- **Short task**:
Transcribe the following items line for line, leaving out the pictures.

— BEGIN Exercise input —

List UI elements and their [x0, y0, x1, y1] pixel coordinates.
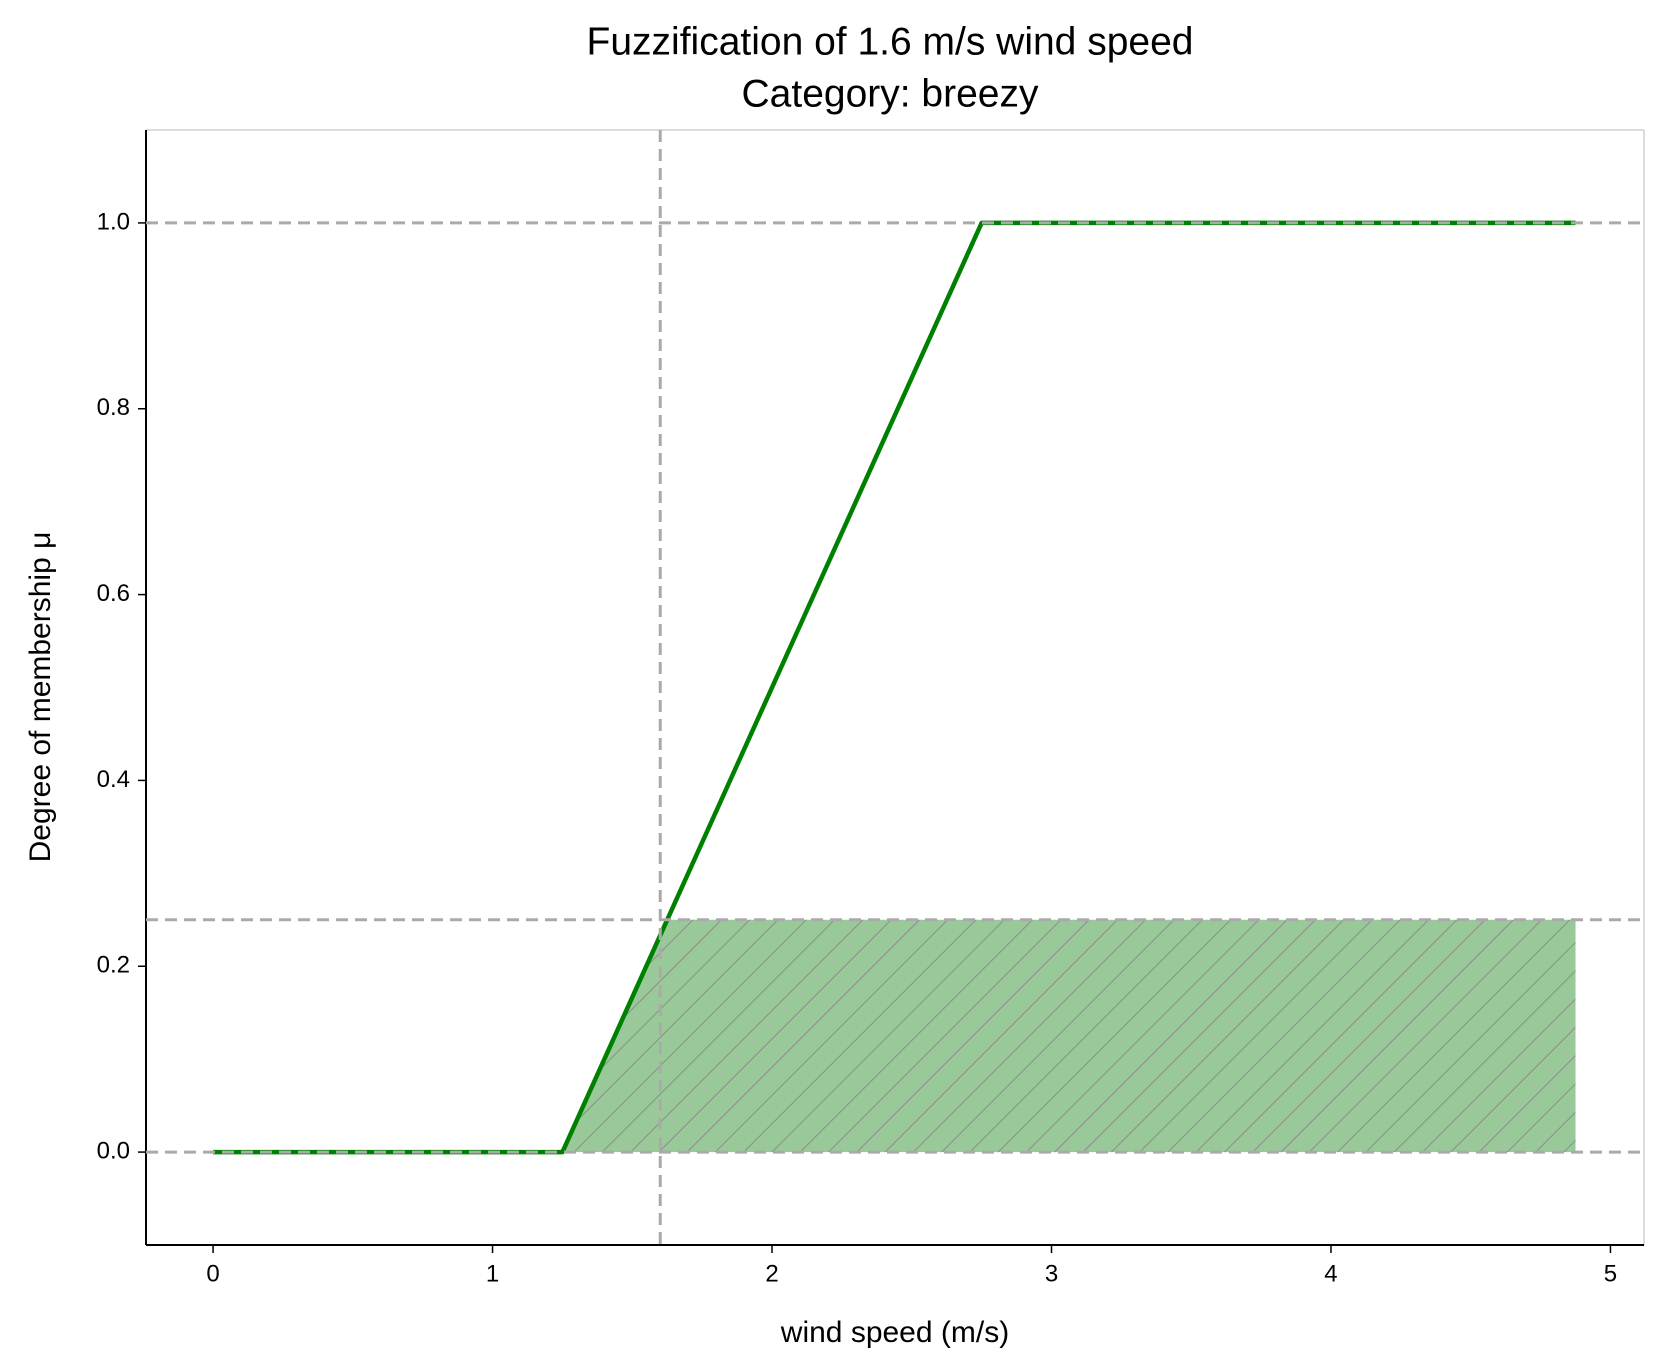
x-tick-label: 3 [1045, 1260, 1058, 1287]
y-axis-label: Degree of membership μ [24, 532, 57, 863]
y-tick-label: 0.8 [97, 394, 130, 421]
y-tick-label: 0.0 [97, 1137, 130, 1164]
y-tick-label: 0.2 [97, 952, 130, 979]
x-axis-label: wind speed (m/s) [780, 1316, 1009, 1349]
y-tick-label: 0.6 [97, 580, 130, 607]
chart-title: Fuzzification of 1.6 m/s wind speed [587, 20, 1194, 63]
x-tick-label: 0 [206, 1260, 219, 1287]
x-tick-label: 2 [765, 1260, 778, 1287]
chart-subtitle: Category: breezy [742, 72, 1039, 115]
x-tick-label: 5 [1604, 1260, 1617, 1287]
y-tick-label: 1.0 [97, 208, 130, 235]
y-tick-label: 0.4 [97, 766, 130, 793]
area-hatch [562, 919, 1576, 1153]
x-tick-label: 1 [486, 1260, 499, 1287]
x-tick-label: 4 [1324, 1260, 1337, 1287]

— END Exercise input —

- **Response to this task**:
List UI elements and their [x0, y0, x1, y1] pixel coordinates.
x-tick-label: 3 [1045, 1260, 1058, 1287]
y-axis-label: Degree of membership μ [24, 532, 57, 863]
y-tick-label: 0.8 [97, 394, 130, 421]
y-tick-label: 0.0 [97, 1137, 130, 1164]
y-tick-label: 0.2 [97, 952, 130, 979]
x-axis-label: wind speed (m/s) [780, 1316, 1009, 1349]
y-tick-label: 0.6 [97, 580, 130, 607]
chart-title: Fuzzification of 1.6 m/s wind speed [587, 20, 1194, 63]
x-tick-label: 0 [206, 1260, 219, 1287]
x-tick-label: 2 [765, 1260, 778, 1287]
chart-subtitle: Category: breezy [742, 72, 1039, 115]
x-tick-label: 5 [1604, 1260, 1617, 1287]
y-tick-label: 1.0 [97, 208, 130, 235]
y-tick-label: 0.4 [97, 766, 130, 793]
area-hatch [562, 919, 1576, 1153]
x-tick-label: 1 [486, 1260, 499, 1287]
x-tick-label: 4 [1324, 1260, 1337, 1287]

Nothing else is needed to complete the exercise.